Stated exercise: Exactly as written, quote every line that follows, skipping the images.

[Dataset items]
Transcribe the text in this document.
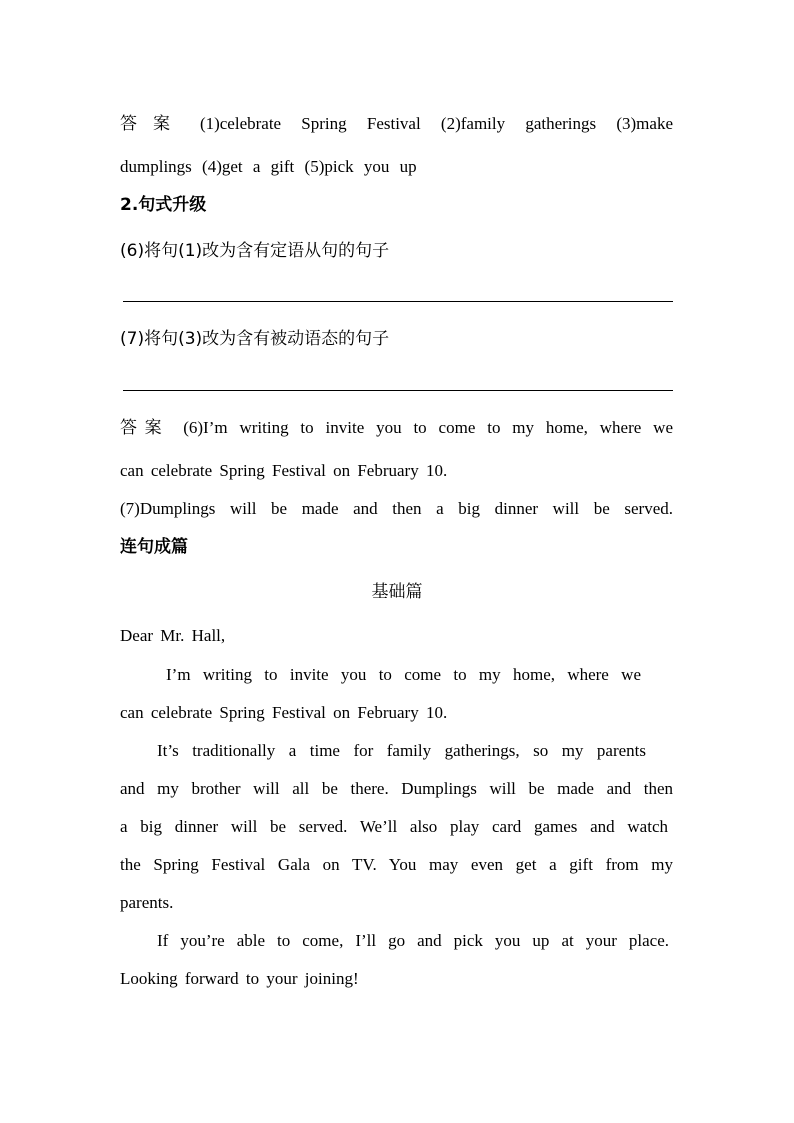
答案 (1)celebrate Spring Festival (2)family gatherings (3)make
dumplings (4)get a gift (5)pick you up
2.句式升级
(6)将句(1)改为含有定语从句的句子
(7)将句(3)改为含有被动语态的句子
答案 (6)I’m writing to invite you to come to my home, where we
can celebrate Spring Festival on February 10.
(7)Dumplings will be made and then a big dinner will be served.
连句成篇
基础篇
Dear Mr. Hall,
I’m writing to invite you to come to my home, where we
can celebrate Spring Festival on February 10.
It’s traditionally a time for family gatherings, so my parents
and my brother will all be there. Dumplings will be made and then
a big dinner will be served. We’ll also play card games and watch
the Spring Festival Gala on TV. You may even get a gift from my
parents.
If you’re able to come, I’ll go and pick you up at your place.
Looking forward to your joining!
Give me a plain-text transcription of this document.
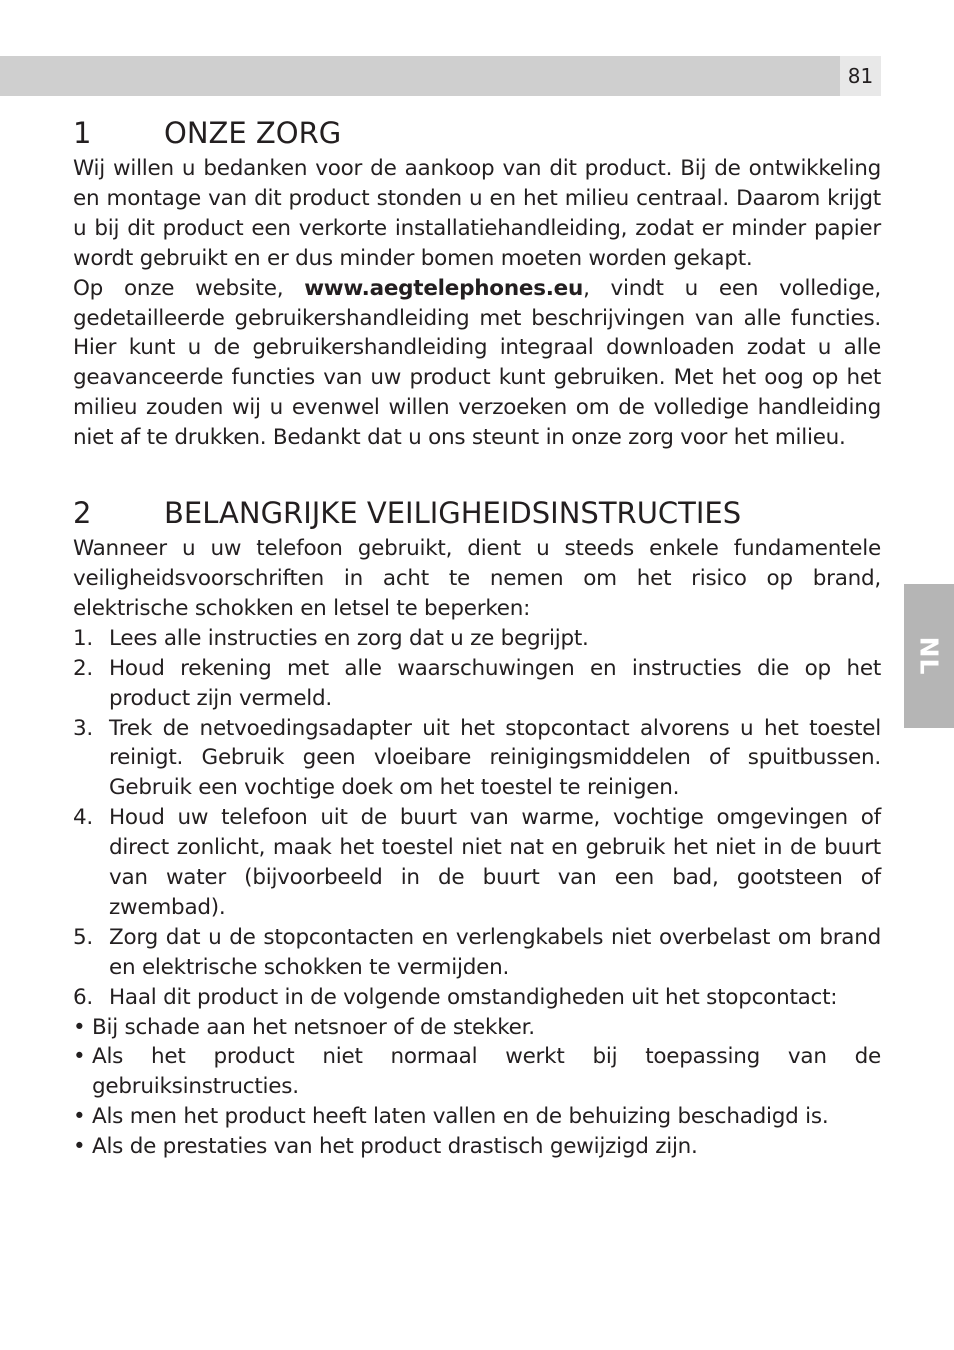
81
NL
1	ONZE ZORG

Wij willen u bedanken voor de aankoop van dit product. Bij de ontwikkeling en montage van dit product stonden u en het milieu centraal. Daarom krijgt u bij dit product een verkorte installatiehandleiding, zodat er minder papier wordt gebruikt en er dus minder bomen moeten worden gekapt.

Op onze website, www.aegtelephones.eu, vindt u een volledige, gedetailleerde gebruikershandleiding met beschrijvingen van alle functies. Hier kunt u de gebruikershandleiding integraal downloaden zodat u alle geavanceerde functies van uw product kunt gebruiken. Met het oog op het milieu zouden wij u evenwel willen verzoeken om de volledige handleiding niet af te drukken. Bedankt dat u ons steunt in onze zorg voor het milieu.

2	BELANGRIJKE VEILIGHEIDSINSTRUCTIES

Wanneer u uw telefoon gebruikt, dient u steeds enkele fundamentele veiligheidsvoorschriften in acht te nemen om het risico op brand, elektrische schokken en letsel te beperken:

1. Lees alle instructies en zorg dat u ze begrijpt.
2. Houd rekening met alle waarschuwingen en instructies die op het product zijn vermeld.
3. Trek de netvoedingsadapter uit het stopcontact alvorens u het toestel reinigt. Gebruik geen vloeibare reinigingsmiddelen of spuitbussen. Gebruik een vochtige doek om het toestel te reinigen.
4. Houd uw telefoon uit de buurt van warme, vochtige omgevingen of direct zonlicht, maak het toestel niet nat en gebruik het niet in de buurt van water (bijvoorbeeld in de buurt van een bad, gootsteen of zwembad).
5. Zorg dat u de stopcontacten en verlengkabels niet overbelast om brand en elektrische schokken te vermijden.
6. Haal dit product in de volgende omstandigheden uit het stopcontact:
• Bij schade aan het netsnoer of de stekker.
• Als het product niet normaal werkt bij toepassing van de gebruiksinstructies.
• Als men het product heeft laten vallen en de behuizing beschadigd is.
• Als de prestaties van het product drastisch gewijzigd zijn.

Output:
Transcribe the text in this document.
答案 (1)celebrate Spring Festival (2)family gatherings (3)make
dumplings (4)get a gift (5)pick you up
2.句式升级
(6)将句(1)改为含有定语从句的句子
(7)将句(3)改为含有被动语态的句子
答案 (6)I’m writing to invite you to come to my home, where we
can celebrate Spring Festival on February 10.
(7)Dumplings will be made and then a big dinner will be served.
连句成篇
基础篇
Dear Mr. Hall,
I’m writing to invite you to come to my home, where we
can celebrate Spring Festival on February 10.
It’s traditionally a time for family gatherings, so my parents
and my brother will all be there. Dumplings will be made and then
a big dinner will be served. We’ll also play card games and watch
the Spring Festival Gala on TV. You may even get a gift from my
parents.
If you’re able to come, I’ll go and pick you up at your place.
Looking forward to your joining!
Give me a plain-text transcription of this document.
81
NL
1	ONZE ZORG

Wij willen u bedanken voor de aankoop van dit product. Bij de ontwikkeling en montage van dit product stonden u en het milieu centraal. Daarom krijgt u bij dit product een verkorte installatiehandleiding, zodat er minder papier wordt gebruikt en er dus minder bomen moeten worden gekapt.

Op onze website, www.aegtelephones.eu, vindt u een volledige, gedetailleerde gebruikershandleiding met beschrijvingen van alle functies. Hier kunt u de gebruikershandleiding integraal downloaden zodat u alle geavanceerde functies van uw product kunt gebruiken. Met het oog op het milieu zouden wij u evenwel willen verzoeken om de volledige handleiding niet af te drukken. Bedankt dat u ons steunt in onze zorg voor het milieu.

2	BELANGRIJKE VEILIGHEIDSINSTRUCTIES

Wanneer u uw telefoon gebruikt, dient u steeds enkele fundamentele veiligheidsvoorschriften in acht te nemen om het risico op brand, elektrische schokken en letsel te beperken:

1. Lees alle instructies en zorg dat u ze begrijpt.
2. Houd rekening met alle waarschuwingen en instructies die op het product zijn vermeld.
3. Trek de netvoedingsadapter uit het stopcontact alvorens u het toestel reinigt. Gebruik geen vloeibare reinigingsmiddelen of spuitbussen. Gebruik een vochtige doek om het toestel te reinigen.
4. Houd uw telefoon uit de buurt van warme, vochtige omgevingen of direct zonlicht, maak het toestel niet nat en gebruik het niet in de buurt van water (bijvoorbeeld in de buurt van een bad, gootsteen of zwembad).
5. Zorg dat u de stopcontacten en verlengkabels niet overbelast om brand en elektrische schokken te vermijden.
6. Haal dit product in de volgende omstandigheden uit het stopcontact:
• Bij schade aan het netsnoer of de stekker.
• Als het product niet normaal werkt bij toepassing van de gebruiksinstructies.
• Als men het product heeft laten vallen en de behuizing beschadigd is.
• Als de prestaties van het product drastisch gewijzigd zijn.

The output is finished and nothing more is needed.